Exercise description :: Each line containing the word "Grande" needs to be copied.

Dataset entries on figures

#####

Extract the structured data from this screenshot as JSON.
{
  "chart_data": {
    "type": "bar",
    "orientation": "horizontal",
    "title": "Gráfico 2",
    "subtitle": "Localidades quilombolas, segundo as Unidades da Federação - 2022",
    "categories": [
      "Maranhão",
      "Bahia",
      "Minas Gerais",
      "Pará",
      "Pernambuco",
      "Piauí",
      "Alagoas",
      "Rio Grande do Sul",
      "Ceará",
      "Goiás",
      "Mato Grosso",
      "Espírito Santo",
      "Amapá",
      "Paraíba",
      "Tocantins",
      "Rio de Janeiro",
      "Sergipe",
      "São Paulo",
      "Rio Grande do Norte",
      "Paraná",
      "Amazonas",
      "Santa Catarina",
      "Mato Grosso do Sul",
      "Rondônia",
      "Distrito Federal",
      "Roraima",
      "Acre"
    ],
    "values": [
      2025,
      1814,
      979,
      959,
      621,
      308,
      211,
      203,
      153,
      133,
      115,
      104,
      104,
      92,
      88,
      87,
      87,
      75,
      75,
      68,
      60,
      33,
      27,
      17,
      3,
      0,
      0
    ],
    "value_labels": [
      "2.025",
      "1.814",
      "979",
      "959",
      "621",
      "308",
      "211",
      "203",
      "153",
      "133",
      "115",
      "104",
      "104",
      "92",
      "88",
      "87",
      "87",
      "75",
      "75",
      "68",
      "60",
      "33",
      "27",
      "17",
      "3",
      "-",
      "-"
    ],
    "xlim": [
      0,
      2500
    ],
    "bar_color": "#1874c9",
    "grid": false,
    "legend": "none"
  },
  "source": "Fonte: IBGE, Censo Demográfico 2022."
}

#####

Answer to this exercise ::
      "Rio Grande do Sul",
      "Rio Grande do Norte",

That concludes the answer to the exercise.